● **DO THIS**
Exactly as written, retype the listing below, omitting the pictures.

● **RECORD LIST**
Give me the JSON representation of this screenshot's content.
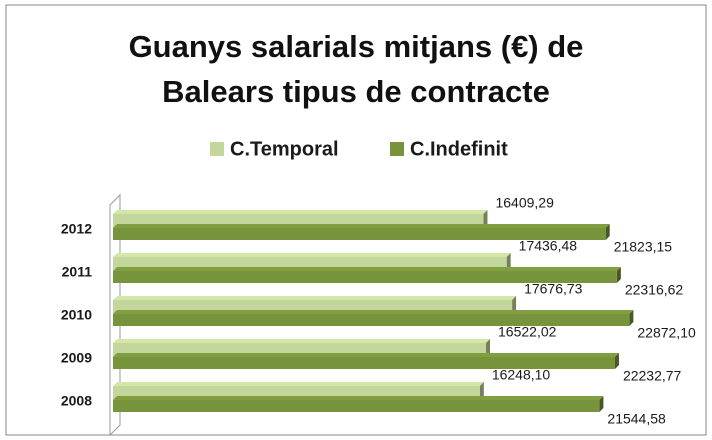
{
  "chart_data": {
    "type": "bar",
    "orientation": "horizontal",
    "title": "Guanys salarials mitjans (€) de Balears tipus de contracte",
    "categories": [
      "2008",
      "2009",
      "2010",
      "2011",
      "2012"
    ],
    "series": [
      {
        "name": "C.Temporal",
        "color": "#c3d69b",
        "values": [
          16248.1,
          16522.02,
          17676.73,
          17436.48,
          16409.29
        ],
        "value_labels": [
          "16248,10",
          "16522,02",
          "17676,73",
          "17436,48",
          "16409,29"
        ]
      },
      {
        "name": "C.Indefinit",
        "color": "#77933c",
        "values": [
          21544.58,
          22232.77,
          22872.1,
          22316.62,
          21823.15
        ],
        "value_labels": [
          "21544,58",
          "22232,77",
          "22872,10",
          "22316,62",
          "21823,15"
        ]
      }
    ],
    "xlim": [
      0,
      26000
    ],
    "legend": "top"
  }
}
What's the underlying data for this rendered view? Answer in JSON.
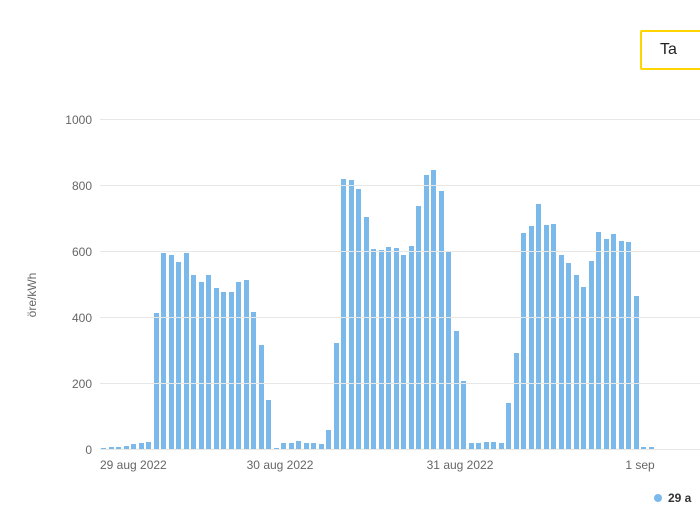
{
  "button": {
    "label": "Ta"
  },
  "legend": {
    "series_label": "29 a",
    "dot_color": "#7cb9eb"
  },
  "chart": {
    "type": "bar",
    "ylabel": "öre/kWh",
    "label_fontsize": 12,
    "label_color": "#666666",
    "ylim": [
      0,
      1000
    ],
    "ytick_step": 200,
    "yticks": [
      0,
      200,
      400,
      600,
      800,
      1000
    ],
    "grid_color": "#e7e7e7",
    "background_color": "#ffffff",
    "bar_color": "#7cb9eb",
    "bar_gap_ratio": 0.35,
    "xlim_hours": [
      0,
      80
    ],
    "x_ticks": [
      {
        "hour": 0,
        "label": "29 aug 2022"
      },
      {
        "hour": 24,
        "label": "30 aug 2022"
      },
      {
        "hour": 48,
        "label": "31 aug 2022"
      },
      {
        "hour": 72,
        "label": "1 sep"
      }
    ],
    "values": [
      5,
      8,
      10,
      12,
      18,
      22,
      25,
      415,
      598,
      590,
      570,
      598,
      530,
      510,
      530,
      490,
      480,
      478,
      510,
      515,
      418,
      318,
      152,
      5,
      20,
      20,
      26,
      22,
      20,
      18,
      60,
      325,
      820,
      818,
      790,
      705,
      610,
      605,
      615,
      612,
      590,
      618,
      740,
      832,
      850,
      785,
      600,
      360,
      208,
      20,
      22,
      25,
      25,
      22,
      143,
      295,
      658,
      680,
      745,
      682,
      685,
      590,
      568,
      530,
      495,
      572,
      660,
      640,
      656,
      632,
      630,
      468,
      8,
      10
    ]
  }
}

● **RESPONSE BELOW**
Give me the JSON representation of this screenshot's content.
{
  "chart_data": {
    "type": "bar",
    "orientation": "horizontal",
    "title": "Guanys salarials mitjans (€) de Balears tipus de contracte",
    "categories": [
      "2008",
      "2009",
      "2010",
      "2011",
      "2012"
    ],
    "series": [
      {
        "name": "C.Temporal",
        "color": "#c3d69b",
        "values": [
          16248.1,
          16522.02,
          17676.73,
          17436.48,
          16409.29
        ],
        "value_labels": [
          "16248,10",
          "16522,02",
          "17676,73",
          "17436,48",
          "16409,29"
        ]
      },
      {
        "name": "C.Indefinit",
        "color": "#77933c",
        "values": [
          21544.58,
          22232.77,
          22872.1,
          22316.62,
          21823.15
        ],
        "value_labels": [
          "21544,58",
          "22232,77",
          "22872,10",
          "22316,62",
          "21823,15"
        ]
      }
    ],
    "xlim": [
      0,
      26000
    ],
    "legend": "top"
  }
}
What's the underlying data for this rendered view? Answer in JSON.
{
  "button": {
    "label": "Ta"
  },
  "legend": {
    "series_label": "29 a",
    "dot_color": "#7cb9eb"
  },
  "chart": {
    "type": "bar",
    "ylabel": "öre/kWh",
    "label_fontsize": 12,
    "label_color": "#666666",
    "ylim": [
      0,
      1000
    ],
    "ytick_step": 200,
    "yticks": [
      0,
      200,
      400,
      600,
      800,
      1000
    ],
    "grid_color": "#e7e7e7",
    "background_color": "#ffffff",
    "bar_color": "#7cb9eb",
    "bar_gap_ratio": 0.35,
    "xlim_hours": [
      0,
      80
    ],
    "x_ticks": [
      {
        "hour": 0,
        "label": "29 aug 2022"
      },
      {
        "hour": 24,
        "label": "30 aug 2022"
      },
      {
        "hour": 48,
        "label": "31 aug 2022"
      },
      {
        "hour": 72,
        "label": "1 sep"
      }
    ],
    "values": [
      5,
      8,
      10,
      12,
      18,
      22,
      25,
      415,
      598,
      590,
      570,
      598,
      530,
      510,
      530,
      490,
      480,
      478,
      510,
      515,
      418,
      318,
      152,
      5,
      20,
      20,
      26,
      22,
      20,
      18,
      60,
      325,
      820,
      818,
      790,
      705,
      610,
      605,
      615,
      612,
      590,
      618,
      740,
      832,
      850,
      785,
      600,
      360,
      208,
      20,
      22,
      25,
      25,
      22,
      143,
      295,
      658,
      680,
      745,
      682,
      685,
      590,
      568,
      530,
      495,
      572,
      660,
      640,
      656,
      632,
      630,
      468,
      8,
      10
    ]
  }
}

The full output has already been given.